**Activity:** Lines that include "utlänningslagen" make up the answer; copy all of them from the data below.

**Transcript data for document pages:**
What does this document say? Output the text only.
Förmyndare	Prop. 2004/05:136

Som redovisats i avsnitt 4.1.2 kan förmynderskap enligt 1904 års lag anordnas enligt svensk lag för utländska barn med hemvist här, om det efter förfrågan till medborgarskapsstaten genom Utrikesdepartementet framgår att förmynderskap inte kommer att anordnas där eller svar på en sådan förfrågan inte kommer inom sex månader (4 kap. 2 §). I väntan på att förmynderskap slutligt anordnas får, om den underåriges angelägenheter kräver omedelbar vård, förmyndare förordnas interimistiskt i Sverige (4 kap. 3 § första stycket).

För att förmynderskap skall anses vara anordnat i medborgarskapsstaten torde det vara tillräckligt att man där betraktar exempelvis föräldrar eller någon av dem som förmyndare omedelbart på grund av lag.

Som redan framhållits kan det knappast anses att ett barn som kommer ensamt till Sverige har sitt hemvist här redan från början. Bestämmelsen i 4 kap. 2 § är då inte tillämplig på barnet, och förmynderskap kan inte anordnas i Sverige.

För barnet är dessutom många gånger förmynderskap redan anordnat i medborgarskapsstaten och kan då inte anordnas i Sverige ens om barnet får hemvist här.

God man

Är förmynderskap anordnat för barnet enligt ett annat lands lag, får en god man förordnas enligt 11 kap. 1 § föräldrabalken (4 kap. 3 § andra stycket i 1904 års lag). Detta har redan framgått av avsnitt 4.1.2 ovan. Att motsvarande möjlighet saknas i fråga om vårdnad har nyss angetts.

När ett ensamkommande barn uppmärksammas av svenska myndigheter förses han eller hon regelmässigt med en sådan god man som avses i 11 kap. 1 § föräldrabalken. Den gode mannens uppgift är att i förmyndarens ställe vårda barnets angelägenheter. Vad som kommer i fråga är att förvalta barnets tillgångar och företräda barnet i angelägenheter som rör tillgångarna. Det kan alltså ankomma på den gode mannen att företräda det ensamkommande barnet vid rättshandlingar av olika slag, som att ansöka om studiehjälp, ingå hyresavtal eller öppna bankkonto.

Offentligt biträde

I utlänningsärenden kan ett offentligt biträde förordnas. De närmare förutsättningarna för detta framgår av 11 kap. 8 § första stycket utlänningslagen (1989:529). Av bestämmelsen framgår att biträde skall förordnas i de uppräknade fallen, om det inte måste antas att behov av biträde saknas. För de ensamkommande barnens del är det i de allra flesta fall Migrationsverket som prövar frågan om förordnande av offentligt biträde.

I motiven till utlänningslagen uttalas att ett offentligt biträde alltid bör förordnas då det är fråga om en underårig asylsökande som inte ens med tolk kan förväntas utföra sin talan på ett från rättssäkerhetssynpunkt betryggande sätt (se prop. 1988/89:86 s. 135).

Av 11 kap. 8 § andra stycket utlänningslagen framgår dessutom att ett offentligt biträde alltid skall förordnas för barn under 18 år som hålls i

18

**Result of the task:**
I utlänningsärenden kan ett offentligt biträde förordnas. De närmare förutsättningarna för detta framgår av 11 kap. 8 § första stycket utlänningslagen (1989:529). Av bestämmelsen framgår att biträde skall förordnas i de uppräknade fallen, om det inte måste antas att behov av biträde saknas. För de ensamkommande barnens del är det i de allra flesta fall Migrationsverket som prövar frågan om förordnande av offentligt biträde.
I motiven till utlänningslagen uttalas att ett offentligt biträde alltid bör förordnas då det är fråga om en underårig asylsökande som inte ens med tolk kan förväntas utföra sin talan på ett från rättssäkerhetssynpunkt betryggande sätt (se prop. 1988/89:86 s. 135).
Av 11 kap. 8 § andra stycket utlänningslagen framgår dessutom att ett offentligt biträde alltid skall förordnas för barn under 18 år som hålls i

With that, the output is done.